> [SHORT EXERCISE]: Return the listing below verbatim. Pictures do not belong in the copy.

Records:
------------------------------------------------

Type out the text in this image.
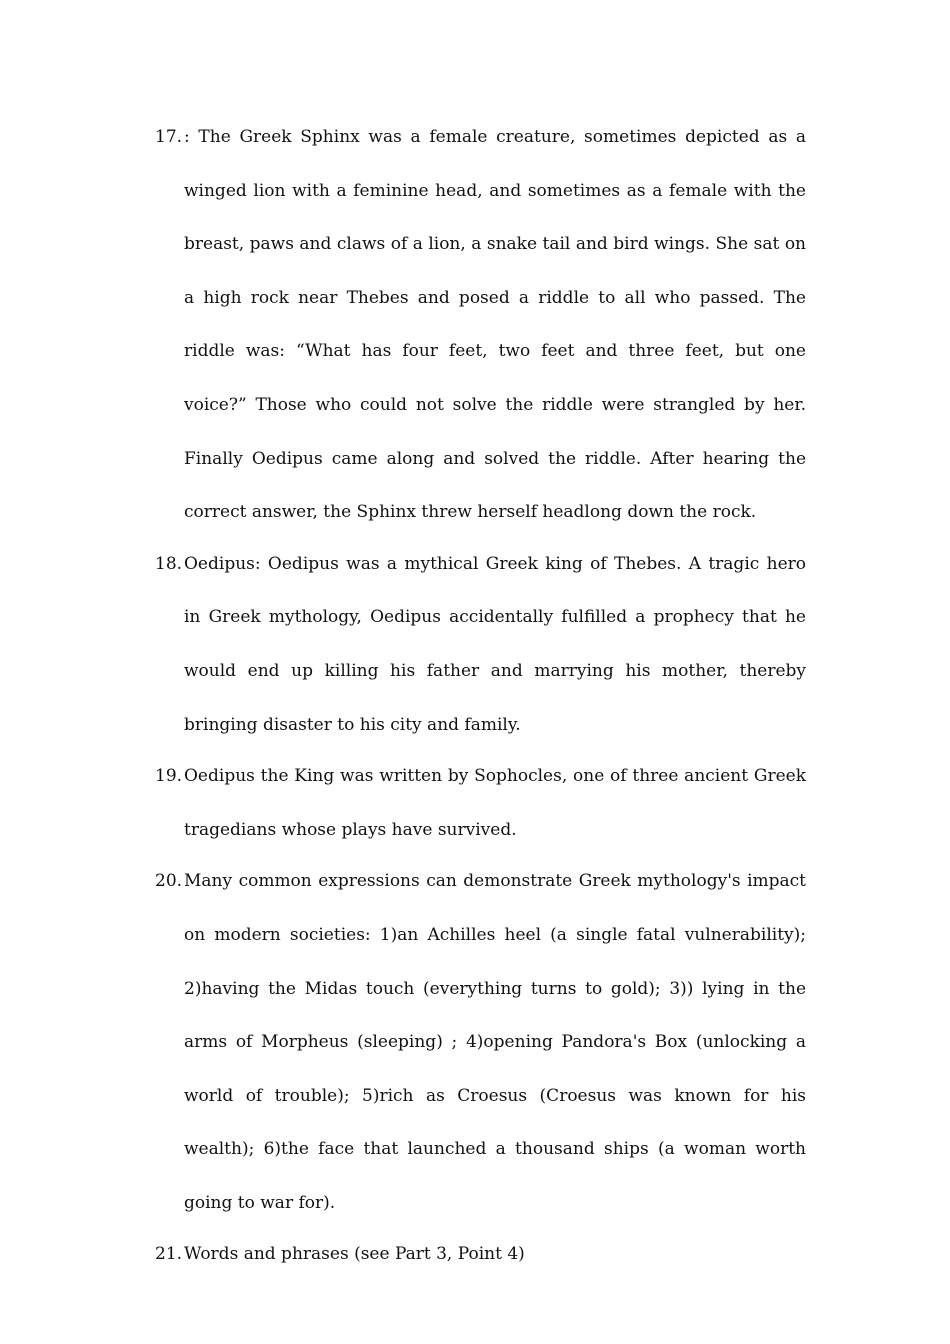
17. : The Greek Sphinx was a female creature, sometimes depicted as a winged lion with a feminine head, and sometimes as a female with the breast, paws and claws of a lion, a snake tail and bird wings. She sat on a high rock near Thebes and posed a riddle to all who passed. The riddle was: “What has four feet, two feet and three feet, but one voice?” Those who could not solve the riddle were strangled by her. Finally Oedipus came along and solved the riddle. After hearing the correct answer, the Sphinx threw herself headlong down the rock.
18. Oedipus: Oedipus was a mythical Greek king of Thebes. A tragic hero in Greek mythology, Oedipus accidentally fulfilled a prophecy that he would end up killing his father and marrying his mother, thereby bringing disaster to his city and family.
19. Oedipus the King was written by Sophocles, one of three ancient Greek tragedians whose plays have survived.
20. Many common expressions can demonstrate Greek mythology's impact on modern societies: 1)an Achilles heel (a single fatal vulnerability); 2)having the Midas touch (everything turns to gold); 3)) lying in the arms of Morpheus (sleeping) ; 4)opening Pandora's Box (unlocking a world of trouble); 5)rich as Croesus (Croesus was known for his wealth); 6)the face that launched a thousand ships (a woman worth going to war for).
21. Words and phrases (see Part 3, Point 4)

------------------------------------------------

> [REPLY]:
Type out the text in this image.
17. : The Greek Sphinx was a female creature, sometimes depicted as a winged lion with a feminine head, and sometimes as a female with the breast, paws and claws of a lion, a snake tail and bird wings. She sat on a high rock near Thebes and posed a riddle to all who passed. The riddle was: “What has four feet, two feet and three feet, but one voice?” Those who could not solve the riddle were strangled by her. Finally Oedipus came along and solved the riddle. After hearing the correct answer, the Sphinx threw herself headlong down the rock.
18. Oedipus: Oedipus was a mythical Greek king of Thebes. A tragic hero in Greek mythology, Oedipus accidentally fulfilled a prophecy that he would end up killing his father and marrying his mother, thereby bringing disaster to his city and family.
19. Oedipus the King was written by Sophocles, one of three ancient Greek tragedians whose plays have survived.
20. Many common expressions can demonstrate Greek mythology's impact on modern societies: 1)an Achilles heel (a single fatal vulnerability); 2)having the Midas touch (everything turns to gold); 3)) lying in the arms of Morpheus (sleeping) ; 4)opening Pandora's Box (unlocking a world of trouble); 5)rich as Croesus (Croesus was known for his wealth); 6)the face that launched a thousand ships (a woman worth going to war for).
21. Words and phrases (see Part 3, Point 4)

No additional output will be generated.